## What you have to do
Scan the lines below for the word "START". Copy each line you find it in.

## Extracted data entries
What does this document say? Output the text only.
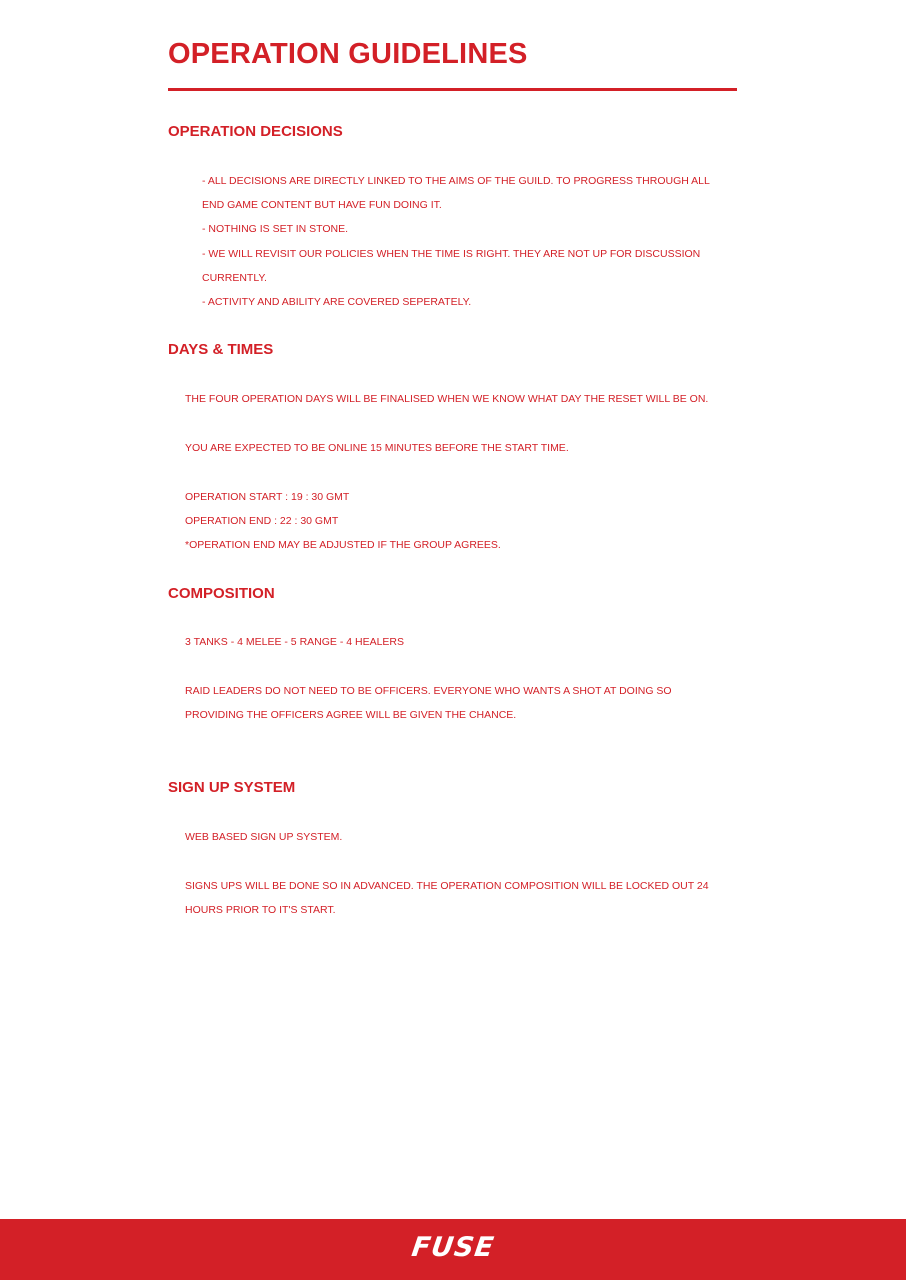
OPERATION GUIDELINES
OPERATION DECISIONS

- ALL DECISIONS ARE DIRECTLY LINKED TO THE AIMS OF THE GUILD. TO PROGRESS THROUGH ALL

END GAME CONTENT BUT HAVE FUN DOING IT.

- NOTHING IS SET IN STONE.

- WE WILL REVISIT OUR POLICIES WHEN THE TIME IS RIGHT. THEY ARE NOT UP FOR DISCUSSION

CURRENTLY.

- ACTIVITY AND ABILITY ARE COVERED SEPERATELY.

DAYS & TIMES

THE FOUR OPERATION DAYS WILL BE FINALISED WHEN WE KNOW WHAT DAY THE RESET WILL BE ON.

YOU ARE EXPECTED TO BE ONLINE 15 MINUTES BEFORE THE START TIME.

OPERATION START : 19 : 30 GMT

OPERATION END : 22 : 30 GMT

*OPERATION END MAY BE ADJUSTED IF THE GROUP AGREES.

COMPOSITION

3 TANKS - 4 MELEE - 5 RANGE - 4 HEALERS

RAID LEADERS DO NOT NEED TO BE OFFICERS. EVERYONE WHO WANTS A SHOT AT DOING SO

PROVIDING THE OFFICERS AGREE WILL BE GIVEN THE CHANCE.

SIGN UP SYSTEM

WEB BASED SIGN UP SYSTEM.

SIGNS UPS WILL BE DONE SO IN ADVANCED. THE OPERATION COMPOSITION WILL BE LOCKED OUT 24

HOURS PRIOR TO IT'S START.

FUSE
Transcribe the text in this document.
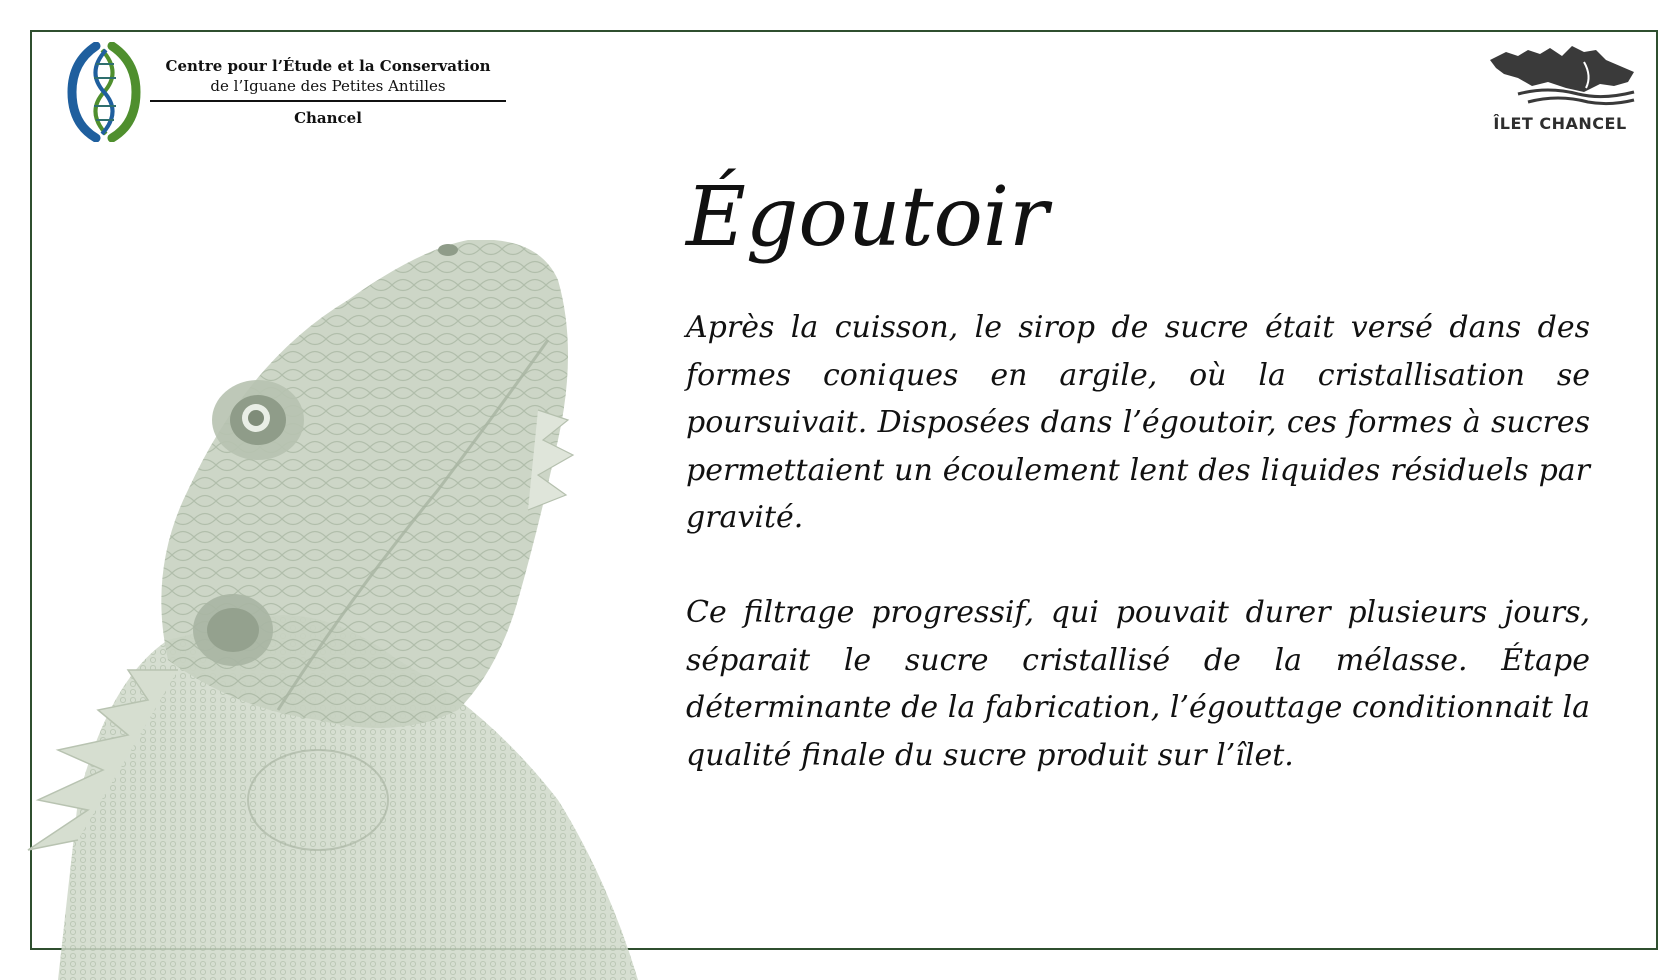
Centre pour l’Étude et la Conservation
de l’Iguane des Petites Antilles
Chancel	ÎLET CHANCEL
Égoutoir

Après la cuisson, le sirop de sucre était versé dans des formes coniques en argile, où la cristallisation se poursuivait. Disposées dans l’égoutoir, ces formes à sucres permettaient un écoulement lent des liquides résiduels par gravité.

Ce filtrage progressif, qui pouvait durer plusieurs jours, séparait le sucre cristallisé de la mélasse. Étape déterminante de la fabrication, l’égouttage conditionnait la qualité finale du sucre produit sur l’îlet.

## In response
YOU ARE EXPECTED TO BE ONLINE 15 MINUTES BEFORE THE START TIME.
OPERATION START : 19 : 30 GMT
HOURS PRIOR TO IT'S START.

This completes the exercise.